● Exercise directions:
From the listing that follows, output everything exactly except the pictures.

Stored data

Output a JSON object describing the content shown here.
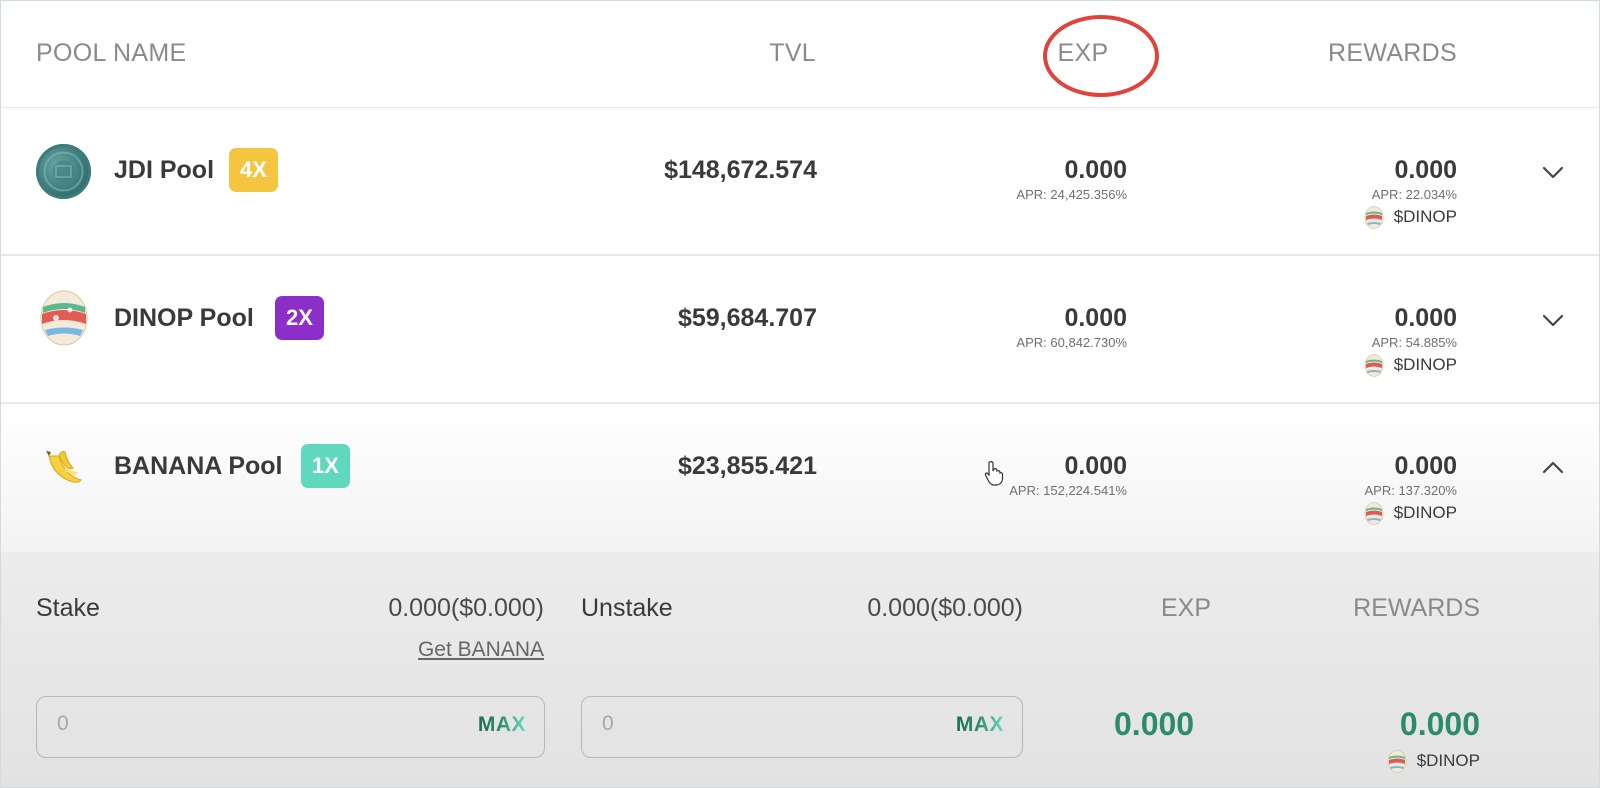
{
  "header": {
    "pool_name": "POOL NAME",
    "tvl": "TVL",
    "exp": "EXP",
    "rewards": "REWARDS"
  },
  "pools": [
    {
      "name": "JDI Pool",
      "multiplier": "4X",
      "multiplier_color": "#f5c542",
      "tvl": "$148,672.574",
      "exp": "0.000",
      "exp_apr": "APR: 24,425.356%",
      "rewards": "0.000",
      "rewards_apr": "APR: 22.034%",
      "reward_token": "$DINOP",
      "icon": "jdi-coin-icon",
      "expanded": false
    },
    {
      "name": "DINOP Pool",
      "multiplier": "2X",
      "multiplier_color": "#8e2ec8",
      "tvl": "$59,684.707",
      "exp": "0.000",
      "exp_apr": "APR: 60,842.730%",
      "rewards": "0.000",
      "rewards_apr": "APR: 54.885%",
      "reward_token": "$DINOP",
      "icon": "dinop-egg-icon",
      "expanded": false
    },
    {
      "name": "BANANA Pool",
      "multiplier": "1X",
      "multiplier_color": "#5fd8bd",
      "tvl": "$23,855.421",
      "exp": "0.000",
      "exp_apr": "APR: 152,224.541%",
      "rewards": "0.000",
      "rewards_apr": "APR: 137.320%",
      "reward_token": "$DINOP",
      "icon": "banana-icon",
      "expanded": true
    }
  ],
  "detail": {
    "stake_label": "Stake",
    "stake_amount": "0.000($0.000)",
    "get_link": "Get BANANA",
    "stake_placeholder": "0",
    "max_label": "MAX",
    "unstake_label": "Unstake",
    "unstake_amount": "0.000($0.000)",
    "unstake_placeholder": "0",
    "exp_title": "EXP",
    "exp_value": "0.000",
    "rewards_title": "REWARDS",
    "rewards_value": "0.000",
    "reward_token": "$DINOP"
  },
  "colors": {
    "accent_green": "#2b8b6a",
    "highlight_circle": "#e0433a"
  }
}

● Result:
Output a JSON object describing the content shown here.
{
  "header": {
    "pool_name": "POOL NAME",
    "tvl": "TVL",
    "exp": "EXP",
    "rewards": "REWARDS"
  },
  "pools": [
    {
      "name": "JDI Pool",
      "multiplier": "4X",
      "multiplier_color": "#f5c542",
      "tvl": "$148,672.574",
      "exp": "0.000",
      "exp_apr": "APR: 24,425.356%",
      "rewards": "0.000",
      "rewards_apr": "APR: 22.034%",
      "reward_token": "$DINOP",
      "icon": "jdi-coin-icon",
      "expanded": false
    },
    {
      "name": "DINOP Pool",
      "multiplier": "2X",
      "multiplier_color": "#8e2ec8",
      "tvl": "$59,684.707",
      "exp": "0.000",
      "exp_apr": "APR: 60,842.730%",
      "rewards": "0.000",
      "rewards_apr": "APR: 54.885%",
      "reward_token": "$DINOP",
      "icon": "dinop-egg-icon",
      "expanded": false
    },
    {
      "name": "BANANA Pool",
      "multiplier": "1X",
      "multiplier_color": "#5fd8bd",
      "tvl": "$23,855.421",
      "exp": "0.000",
      "exp_apr": "APR: 152,224.541%",
      "rewards": "0.000",
      "rewards_apr": "APR: 137.320%",
      "reward_token": "$DINOP",
      "icon": "banana-icon",
      "expanded": true
    }
  ],
  "detail": {
    "stake_label": "Stake",
    "stake_amount": "0.000($0.000)",
    "get_link": "Get BANANA",
    "stake_placeholder": "0",
    "max_label": "MAX",
    "unstake_label": "Unstake",
    "unstake_amount": "0.000($0.000)",
    "unstake_placeholder": "0",
    "exp_title": "EXP",
    "exp_value": "0.000",
    "rewards_title": "REWARDS",
    "rewards_value": "0.000",
    "reward_token": "$DINOP"
  },
  "colors": {
    "accent_green": "#2b8b6a",
    "highlight_circle": "#e0433a"
  }
}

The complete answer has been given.